======== DATA SHOWN

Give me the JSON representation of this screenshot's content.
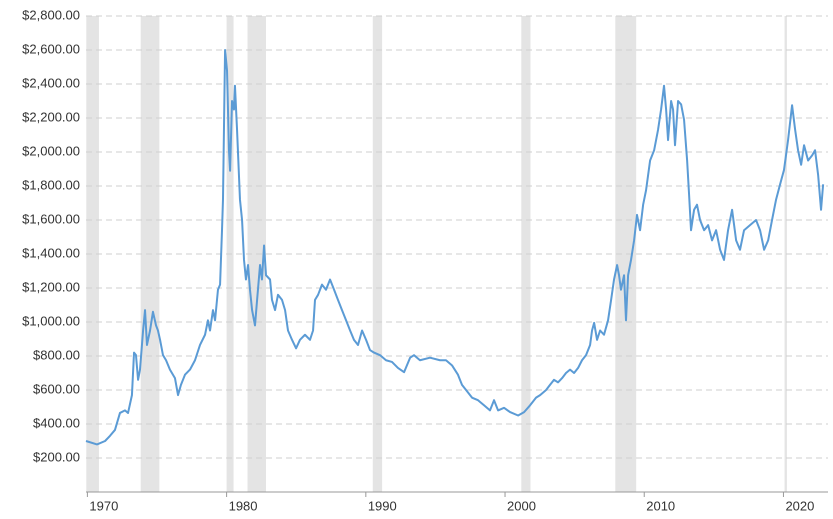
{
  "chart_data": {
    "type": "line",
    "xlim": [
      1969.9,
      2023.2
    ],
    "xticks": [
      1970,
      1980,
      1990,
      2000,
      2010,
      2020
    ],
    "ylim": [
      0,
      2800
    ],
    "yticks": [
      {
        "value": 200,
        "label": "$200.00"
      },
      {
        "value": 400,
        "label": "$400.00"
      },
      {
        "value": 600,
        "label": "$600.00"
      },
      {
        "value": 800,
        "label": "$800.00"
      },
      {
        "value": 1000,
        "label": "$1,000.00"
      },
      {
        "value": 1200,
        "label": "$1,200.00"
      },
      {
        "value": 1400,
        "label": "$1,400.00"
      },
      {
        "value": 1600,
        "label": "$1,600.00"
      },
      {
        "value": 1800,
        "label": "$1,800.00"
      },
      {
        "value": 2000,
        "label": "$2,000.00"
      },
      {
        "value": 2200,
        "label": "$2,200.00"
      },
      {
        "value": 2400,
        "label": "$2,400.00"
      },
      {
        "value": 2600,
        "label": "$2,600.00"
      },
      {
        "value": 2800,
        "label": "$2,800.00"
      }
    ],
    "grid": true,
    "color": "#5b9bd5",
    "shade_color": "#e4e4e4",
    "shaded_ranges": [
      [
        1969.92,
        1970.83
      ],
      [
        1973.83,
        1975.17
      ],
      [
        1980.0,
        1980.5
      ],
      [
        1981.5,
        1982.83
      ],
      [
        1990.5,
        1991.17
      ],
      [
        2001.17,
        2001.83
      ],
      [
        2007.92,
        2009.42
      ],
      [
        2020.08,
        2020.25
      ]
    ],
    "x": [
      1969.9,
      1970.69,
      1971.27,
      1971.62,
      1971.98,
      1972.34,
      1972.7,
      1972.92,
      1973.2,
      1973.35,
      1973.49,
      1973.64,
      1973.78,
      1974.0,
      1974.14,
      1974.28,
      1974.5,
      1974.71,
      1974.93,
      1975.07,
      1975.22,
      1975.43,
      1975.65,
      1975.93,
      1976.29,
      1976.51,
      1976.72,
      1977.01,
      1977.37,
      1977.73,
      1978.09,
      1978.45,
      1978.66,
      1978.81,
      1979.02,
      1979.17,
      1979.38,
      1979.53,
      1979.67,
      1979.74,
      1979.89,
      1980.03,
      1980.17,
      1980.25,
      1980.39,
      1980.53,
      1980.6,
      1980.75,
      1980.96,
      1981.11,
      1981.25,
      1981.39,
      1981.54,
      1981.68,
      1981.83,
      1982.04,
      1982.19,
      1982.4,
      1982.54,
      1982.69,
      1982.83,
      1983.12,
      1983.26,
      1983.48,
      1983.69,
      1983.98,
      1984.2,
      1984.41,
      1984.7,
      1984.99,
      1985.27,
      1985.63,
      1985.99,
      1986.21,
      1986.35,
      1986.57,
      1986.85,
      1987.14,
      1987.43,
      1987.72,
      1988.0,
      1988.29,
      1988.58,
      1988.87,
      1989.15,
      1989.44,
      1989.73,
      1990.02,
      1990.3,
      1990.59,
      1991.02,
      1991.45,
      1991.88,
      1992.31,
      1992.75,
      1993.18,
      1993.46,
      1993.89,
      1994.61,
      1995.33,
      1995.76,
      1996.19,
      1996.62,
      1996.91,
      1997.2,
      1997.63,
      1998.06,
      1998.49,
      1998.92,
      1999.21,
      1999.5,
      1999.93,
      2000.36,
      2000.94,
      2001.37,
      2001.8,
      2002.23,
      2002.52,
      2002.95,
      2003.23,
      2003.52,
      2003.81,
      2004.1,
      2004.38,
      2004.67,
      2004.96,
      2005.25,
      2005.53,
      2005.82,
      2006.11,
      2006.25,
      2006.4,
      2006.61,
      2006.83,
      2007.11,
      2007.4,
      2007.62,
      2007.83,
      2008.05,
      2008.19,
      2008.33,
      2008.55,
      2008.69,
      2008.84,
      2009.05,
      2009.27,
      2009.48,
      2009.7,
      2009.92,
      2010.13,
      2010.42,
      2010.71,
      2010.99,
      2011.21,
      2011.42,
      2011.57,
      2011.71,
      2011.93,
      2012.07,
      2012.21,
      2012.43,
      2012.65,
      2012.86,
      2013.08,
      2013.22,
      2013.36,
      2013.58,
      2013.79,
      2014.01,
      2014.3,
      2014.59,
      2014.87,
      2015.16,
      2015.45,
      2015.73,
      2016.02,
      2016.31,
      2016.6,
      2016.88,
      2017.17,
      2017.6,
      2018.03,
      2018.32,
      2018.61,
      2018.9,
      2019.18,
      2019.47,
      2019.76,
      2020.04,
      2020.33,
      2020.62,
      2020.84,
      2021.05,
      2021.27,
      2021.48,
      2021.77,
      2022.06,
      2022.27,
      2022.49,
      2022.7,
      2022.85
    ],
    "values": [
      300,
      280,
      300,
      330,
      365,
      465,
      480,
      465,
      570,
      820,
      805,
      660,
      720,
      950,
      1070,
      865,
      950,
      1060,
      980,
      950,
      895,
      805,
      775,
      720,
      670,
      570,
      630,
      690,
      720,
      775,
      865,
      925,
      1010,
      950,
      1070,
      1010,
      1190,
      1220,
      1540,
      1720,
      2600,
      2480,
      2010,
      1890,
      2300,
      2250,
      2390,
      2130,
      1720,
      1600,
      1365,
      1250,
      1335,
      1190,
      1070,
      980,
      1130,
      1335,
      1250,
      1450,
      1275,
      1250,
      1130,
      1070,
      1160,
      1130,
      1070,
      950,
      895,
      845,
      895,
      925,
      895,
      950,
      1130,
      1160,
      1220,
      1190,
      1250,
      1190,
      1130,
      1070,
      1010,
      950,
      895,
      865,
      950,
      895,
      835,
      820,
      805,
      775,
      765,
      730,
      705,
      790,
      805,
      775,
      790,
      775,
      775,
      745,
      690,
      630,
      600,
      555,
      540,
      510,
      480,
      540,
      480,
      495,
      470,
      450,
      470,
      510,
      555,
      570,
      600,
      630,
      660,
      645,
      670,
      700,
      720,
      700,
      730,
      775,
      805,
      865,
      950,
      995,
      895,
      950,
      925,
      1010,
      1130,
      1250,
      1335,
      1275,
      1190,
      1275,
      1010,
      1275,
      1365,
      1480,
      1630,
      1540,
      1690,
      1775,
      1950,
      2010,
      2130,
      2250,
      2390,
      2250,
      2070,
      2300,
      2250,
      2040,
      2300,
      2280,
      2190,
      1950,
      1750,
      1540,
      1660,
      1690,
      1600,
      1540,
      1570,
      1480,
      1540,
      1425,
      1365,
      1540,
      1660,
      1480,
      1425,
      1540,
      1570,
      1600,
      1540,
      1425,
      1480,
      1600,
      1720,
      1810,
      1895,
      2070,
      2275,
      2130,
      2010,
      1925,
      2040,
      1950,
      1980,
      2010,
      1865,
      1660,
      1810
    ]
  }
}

================

YOUR TASK: Every entry must be written out exactly, with all pictures left out.

REPLY TO THE EXERCISE:
Give me the JSON representation of this screenshot's content.
{
  "chart_data": {
    "type": "line",
    "xlim": [
      1969.9,
      2023.2
    ],
    "xticks": [
      1970,
      1980,
      1990,
      2000,
      2010,
      2020
    ],
    "ylim": [
      0,
      2800
    ],
    "yticks": [
      {
        "value": 200,
        "label": "$200.00"
      },
      {
        "value": 400,
        "label": "$400.00"
      },
      {
        "value": 600,
        "label": "$600.00"
      },
      {
        "value": 800,
        "label": "$800.00"
      },
      {
        "value": 1000,
        "label": "$1,000.00"
      },
      {
        "value": 1200,
        "label": "$1,200.00"
      },
      {
        "value": 1400,
        "label": "$1,400.00"
      },
      {
        "value": 1600,
        "label": "$1,600.00"
      },
      {
        "value": 1800,
        "label": "$1,800.00"
      },
      {
        "value": 2000,
        "label": "$2,000.00"
      },
      {
        "value": 2200,
        "label": "$2,200.00"
      },
      {
        "value": 2400,
        "label": "$2,400.00"
      },
      {
        "value": 2600,
        "label": "$2,600.00"
      },
      {
        "value": 2800,
        "label": "$2,800.00"
      }
    ],
    "grid": true,
    "color": "#5b9bd5",
    "shade_color": "#e4e4e4",
    "shaded_ranges": [
      [
        1969.92,
        1970.83
      ],
      [
        1973.83,
        1975.17
      ],
      [
        1980.0,
        1980.5
      ],
      [
        1981.5,
        1982.83
      ],
      [
        1990.5,
        1991.17
      ],
      [
        2001.17,
        2001.83
      ],
      [
        2007.92,
        2009.42
      ],
      [
        2020.08,
        2020.25
      ]
    ],
    "x": [
      1969.9,
      1970.69,
      1971.27,
      1971.62,
      1971.98,
      1972.34,
      1972.7,
      1972.92,
      1973.2,
      1973.35,
      1973.49,
      1973.64,
      1973.78,
      1974.0,
      1974.14,
      1974.28,
      1974.5,
      1974.71,
      1974.93,
      1975.07,
      1975.22,
      1975.43,
      1975.65,
      1975.93,
      1976.29,
      1976.51,
      1976.72,
      1977.01,
      1977.37,
      1977.73,
      1978.09,
      1978.45,
      1978.66,
      1978.81,
      1979.02,
      1979.17,
      1979.38,
      1979.53,
      1979.67,
      1979.74,
      1979.89,
      1980.03,
      1980.17,
      1980.25,
      1980.39,
      1980.53,
      1980.6,
      1980.75,
      1980.96,
      1981.11,
      1981.25,
      1981.39,
      1981.54,
      1981.68,
      1981.83,
      1982.04,
      1982.19,
      1982.4,
      1982.54,
      1982.69,
      1982.83,
      1983.12,
      1983.26,
      1983.48,
      1983.69,
      1983.98,
      1984.2,
      1984.41,
      1984.7,
      1984.99,
      1985.27,
      1985.63,
      1985.99,
      1986.21,
      1986.35,
      1986.57,
      1986.85,
      1987.14,
      1987.43,
      1987.72,
      1988.0,
      1988.29,
      1988.58,
      1988.87,
      1989.15,
      1989.44,
      1989.73,
      1990.02,
      1990.3,
      1990.59,
      1991.02,
      1991.45,
      1991.88,
      1992.31,
      1992.75,
      1993.18,
      1993.46,
      1993.89,
      1994.61,
      1995.33,
      1995.76,
      1996.19,
      1996.62,
      1996.91,
      1997.2,
      1997.63,
      1998.06,
      1998.49,
      1998.92,
      1999.21,
      1999.5,
      1999.93,
      2000.36,
      2000.94,
      2001.37,
      2001.8,
      2002.23,
      2002.52,
      2002.95,
      2003.23,
      2003.52,
      2003.81,
      2004.1,
      2004.38,
      2004.67,
      2004.96,
      2005.25,
      2005.53,
      2005.82,
      2006.11,
      2006.25,
      2006.4,
      2006.61,
      2006.83,
      2007.11,
      2007.4,
      2007.62,
      2007.83,
      2008.05,
      2008.19,
      2008.33,
      2008.55,
      2008.69,
      2008.84,
      2009.05,
      2009.27,
      2009.48,
      2009.7,
      2009.92,
      2010.13,
      2010.42,
      2010.71,
      2010.99,
      2011.21,
      2011.42,
      2011.57,
      2011.71,
      2011.93,
      2012.07,
      2012.21,
      2012.43,
      2012.65,
      2012.86,
      2013.08,
      2013.22,
      2013.36,
      2013.58,
      2013.79,
      2014.01,
      2014.3,
      2014.59,
      2014.87,
      2015.16,
      2015.45,
      2015.73,
      2016.02,
      2016.31,
      2016.6,
      2016.88,
      2017.17,
      2017.6,
      2018.03,
      2018.32,
      2018.61,
      2018.9,
      2019.18,
      2019.47,
      2019.76,
      2020.04,
      2020.33,
      2020.62,
      2020.84,
      2021.05,
      2021.27,
      2021.48,
      2021.77,
      2022.06,
      2022.27,
      2022.49,
      2022.7,
      2022.85
    ],
    "values": [
      300,
      280,
      300,
      330,
      365,
      465,
      480,
      465,
      570,
      820,
      805,
      660,
      720,
      950,
      1070,
      865,
      950,
      1060,
      980,
      950,
      895,
      805,
      775,
      720,
      670,
      570,
      630,
      690,
      720,
      775,
      865,
      925,
      1010,
      950,
      1070,
      1010,
      1190,
      1220,
      1540,
      1720,
      2600,
      2480,
      2010,
      1890,
      2300,
      2250,
      2390,
      2130,
      1720,
      1600,
      1365,
      1250,
      1335,
      1190,
      1070,
      980,
      1130,
      1335,
      1250,
      1450,
      1275,
      1250,
      1130,
      1070,
      1160,
      1130,
      1070,
      950,
      895,
      845,
      895,
      925,
      895,
      950,
      1130,
      1160,
      1220,
      1190,
      1250,
      1190,
      1130,
      1070,
      1010,
      950,
      895,
      865,
      950,
      895,
      835,
      820,
      805,
      775,
      765,
      730,
      705,
      790,
      805,
      775,
      790,
      775,
      775,
      745,
      690,
      630,
      600,
      555,
      540,
      510,
      480,
      540,
      480,
      495,
      470,
      450,
      470,
      510,
      555,
      570,
      600,
      630,
      660,
      645,
      670,
      700,
      720,
      700,
      730,
      775,
      805,
      865,
      950,
      995,
      895,
      950,
      925,
      1010,
      1130,
      1250,
      1335,
      1275,
      1190,
      1275,
      1010,
      1275,
      1365,
      1480,
      1630,
      1540,
      1690,
      1775,
      1950,
      2010,
      2130,
      2250,
      2390,
      2250,
      2070,
      2300,
      2250,
      2040,
      2300,
      2280,
      2190,
      1950,
      1750,
      1540,
      1660,
      1690,
      1600,
      1540,
      1570,
      1480,
      1540,
      1425,
      1365,
      1540,
      1660,
      1480,
      1425,
      1540,
      1570,
      1600,
      1540,
      1425,
      1480,
      1600,
      1720,
      1810,
      1895,
      2070,
      2275,
      2130,
      2010,
      1925,
      2040,
      1950,
      1980,
      2010,
      1865,
      1660,
      1810
    ]
  }
}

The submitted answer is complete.